# START OF Stored data

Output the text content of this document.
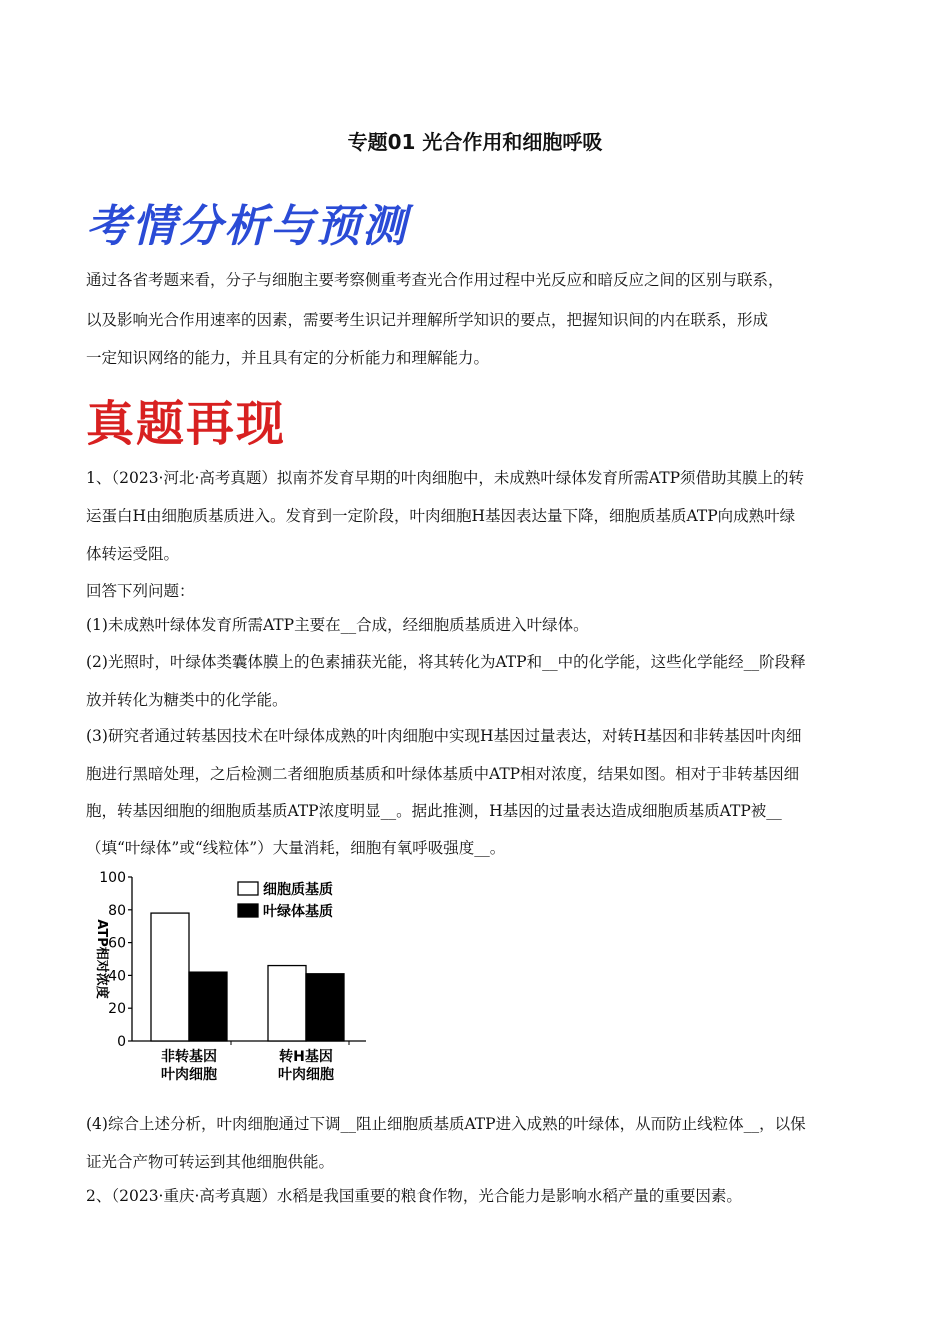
专题01 光合作用和细胞呼吸
考情分析与预测
真题再现
通过各省考题来看，分子与细胞主要考察侧重考查光合作用过程中光反应和暗反应之间的区别与联系，
以及影响光合作用速率的因素，需要考生识记并理解所学知识的要点，把握知识间的内在联系，形成
一定知识网络的能力，并且具有定的分析能力和理解能力。
1、（2023·河北·高考真题）拟南芥发育早期的叶肉细胞中，未成熟叶绿体发育所需ATP须借助其膜上的转
运蛋白H由细胞质基质进入。发育到一定阶段，叶肉细胞H基因表达量下降，细胞质基质ATP向成熟叶绿
体转运受阻。
回答下列问题：
(1)未成熟叶绿体发育所需ATP主要在__合成，经细胞质基质进入叶绿体。
(2)光照时，叶绿体类囊体膜上的色素捕获光能，将其转化为ATP和__中的化学能，这些化学能经__阶段释
放并转化为糖类中的化学能。
(3)研究者通过转基因技术在叶绿体成熟的叶肉细胞中实现H基因过量表达，对转H基因和非转基因叶肉细
胞进行黑暗处理，之后检测二者细胞质基质和叶绿体基质中ATP相对浓度，结果如图。相对于非转基因细
胞，转基因细胞的细胞质基质ATP浓度明显__。据此推测，H基因的过量表达造成细胞质基质ATP被__
（填“叶绿体”或“线粒体”）大量消耗，细胞有氧呼吸强度__。
细胞质基质
叶绿体基质
0
20
40
60
80
100
ATP相对浓度
非转基因
叶肉细胞
转H基因
叶肉细胞
(4)综合上述分析，叶肉细胞通过下调__阻止细胞质基质ATP进入成熟的叶绿体，从而防止线粒体__，以保
证光合产物可转运到其他细胞供能。
2、（2023·重庆·高考真题）水稻是我国重要的粮食作物，光合能力是影响水稻产量的重要因素。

# END OF Stored data

== What to do ==
Without including the pictures, reproduce all entries exactly.

== Task output ==
Output the text content of this document.
专题01 光合作用和细胞呼吸
考情分析与预测
真题再现
通过各省考题来看，分子与细胞主要考察侧重考查光合作用过程中光反应和暗反应之间的区别与联系，
以及影响光合作用速率的因素，需要考生识记并理解所学知识的要点，把握知识间的内在联系，形成
一定知识网络的能力，并且具有定的分析能力和理解能力。
1、（2023·河北·高考真题）拟南芥发育早期的叶肉细胞中，未成熟叶绿体发育所需ATP须借助其膜上的转
运蛋白H由细胞质基质进入。发育到一定阶段，叶肉细胞H基因表达量下降，细胞质基质ATP向成熟叶绿
体转运受阻。
回答下列问题：
(1)未成熟叶绿体发育所需ATP主要在__合成，经细胞质基质进入叶绿体。
(2)光照时，叶绿体类囊体膜上的色素捕获光能，将其转化为ATP和__中的化学能，这些化学能经__阶段释
放并转化为糖类中的化学能。
(3)研究者通过转基因技术在叶绿体成熟的叶肉细胞中实现H基因过量表达，对转H基因和非转基因叶肉细
胞进行黑暗处理，之后检测二者细胞质基质和叶绿体基质中ATP相对浓度，结果如图。相对于非转基因细
胞，转基因细胞的细胞质基质ATP浓度明显__。据此推测，H基因的过量表达造成细胞质基质ATP被__
（填“叶绿体”或“线粒体”）大量消耗，细胞有氧呼吸强度__。
细胞质基质
叶绿体基质
0
20
40
60
80
100
ATP相对浓度
非转基因
叶肉细胞
转H基因
叶肉细胞
(4)综合上述分析，叶肉细胞通过下调__阻止细胞质基质ATP进入成熟的叶绿体，从而防止线粒体__，以保
证光合产物可转运到其他细胞供能。
2、（2023·重庆·高考真题）水稻是我国重要的粮食作物，光合能力是影响水稻产量的重要因素。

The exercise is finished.